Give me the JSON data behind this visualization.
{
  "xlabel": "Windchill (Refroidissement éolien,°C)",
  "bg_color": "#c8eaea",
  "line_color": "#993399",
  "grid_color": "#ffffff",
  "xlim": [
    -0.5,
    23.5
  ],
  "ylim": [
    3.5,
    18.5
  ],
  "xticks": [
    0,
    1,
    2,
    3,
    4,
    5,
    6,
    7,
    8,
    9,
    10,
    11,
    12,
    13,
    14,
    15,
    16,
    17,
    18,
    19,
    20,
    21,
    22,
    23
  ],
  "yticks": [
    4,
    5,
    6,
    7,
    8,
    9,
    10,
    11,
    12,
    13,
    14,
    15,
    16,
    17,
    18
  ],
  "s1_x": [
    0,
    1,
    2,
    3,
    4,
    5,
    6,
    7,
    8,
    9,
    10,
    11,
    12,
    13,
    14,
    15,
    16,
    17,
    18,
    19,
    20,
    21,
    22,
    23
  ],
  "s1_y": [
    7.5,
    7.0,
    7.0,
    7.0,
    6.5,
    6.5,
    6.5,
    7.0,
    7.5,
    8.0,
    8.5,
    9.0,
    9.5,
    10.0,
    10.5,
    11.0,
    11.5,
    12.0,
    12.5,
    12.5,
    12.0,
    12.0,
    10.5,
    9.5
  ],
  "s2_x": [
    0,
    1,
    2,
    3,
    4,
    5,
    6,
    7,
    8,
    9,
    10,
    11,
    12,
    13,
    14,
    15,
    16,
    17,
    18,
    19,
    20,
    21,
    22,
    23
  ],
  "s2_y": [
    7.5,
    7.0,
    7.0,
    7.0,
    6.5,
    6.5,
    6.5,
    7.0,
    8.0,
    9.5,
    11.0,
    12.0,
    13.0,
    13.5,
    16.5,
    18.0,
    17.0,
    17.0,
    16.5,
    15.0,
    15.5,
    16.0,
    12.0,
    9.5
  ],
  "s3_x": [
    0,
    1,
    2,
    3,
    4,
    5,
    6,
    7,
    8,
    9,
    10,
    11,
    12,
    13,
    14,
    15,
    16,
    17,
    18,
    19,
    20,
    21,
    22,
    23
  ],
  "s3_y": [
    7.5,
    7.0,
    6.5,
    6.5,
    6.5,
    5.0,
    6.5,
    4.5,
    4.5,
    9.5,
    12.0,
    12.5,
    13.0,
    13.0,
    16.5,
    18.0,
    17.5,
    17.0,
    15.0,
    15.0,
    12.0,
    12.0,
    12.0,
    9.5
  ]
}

WHAT NEEDS TO BE DONE: Print the whole listing again, exactly.

WRITTEN REPLY:
Give me the JSON data behind this visualization.
{
  "xlabel": "Windchill (Refroidissement éolien,°C)",
  "bg_color": "#c8eaea",
  "line_color": "#993399",
  "grid_color": "#ffffff",
  "xlim": [
    -0.5,
    23.5
  ],
  "ylim": [
    3.5,
    18.5
  ],
  "xticks": [
    0,
    1,
    2,
    3,
    4,
    5,
    6,
    7,
    8,
    9,
    10,
    11,
    12,
    13,
    14,
    15,
    16,
    17,
    18,
    19,
    20,
    21,
    22,
    23
  ],
  "yticks": [
    4,
    5,
    6,
    7,
    8,
    9,
    10,
    11,
    12,
    13,
    14,
    15,
    16,
    17,
    18
  ],
  "s1_x": [
    0,
    1,
    2,
    3,
    4,
    5,
    6,
    7,
    8,
    9,
    10,
    11,
    12,
    13,
    14,
    15,
    16,
    17,
    18,
    19,
    20,
    21,
    22,
    23
  ],
  "s1_y": [
    7.5,
    7.0,
    7.0,
    7.0,
    6.5,
    6.5,
    6.5,
    7.0,
    7.5,
    8.0,
    8.5,
    9.0,
    9.5,
    10.0,
    10.5,
    11.0,
    11.5,
    12.0,
    12.5,
    12.5,
    12.0,
    12.0,
    10.5,
    9.5
  ],
  "s2_x": [
    0,
    1,
    2,
    3,
    4,
    5,
    6,
    7,
    8,
    9,
    10,
    11,
    12,
    13,
    14,
    15,
    16,
    17,
    18,
    19,
    20,
    21,
    22,
    23
  ],
  "s2_y": [
    7.5,
    7.0,
    7.0,
    7.0,
    6.5,
    6.5,
    6.5,
    7.0,
    8.0,
    9.5,
    11.0,
    12.0,
    13.0,
    13.5,
    16.5,
    18.0,
    17.0,
    17.0,
    16.5,
    15.0,
    15.5,
    16.0,
    12.0,
    9.5
  ],
  "s3_x": [
    0,
    1,
    2,
    3,
    4,
    5,
    6,
    7,
    8,
    9,
    10,
    11,
    12,
    13,
    14,
    15,
    16,
    17,
    18,
    19,
    20,
    21,
    22,
    23
  ],
  "s3_y": [
    7.5,
    7.0,
    6.5,
    6.5,
    6.5,
    5.0,
    6.5,
    4.5,
    4.5,
    9.5,
    12.0,
    12.5,
    13.0,
    13.0,
    16.5,
    18.0,
    17.5,
    17.0,
    15.0,
    15.0,
    12.0,
    12.0,
    12.0,
    9.5
  ]
}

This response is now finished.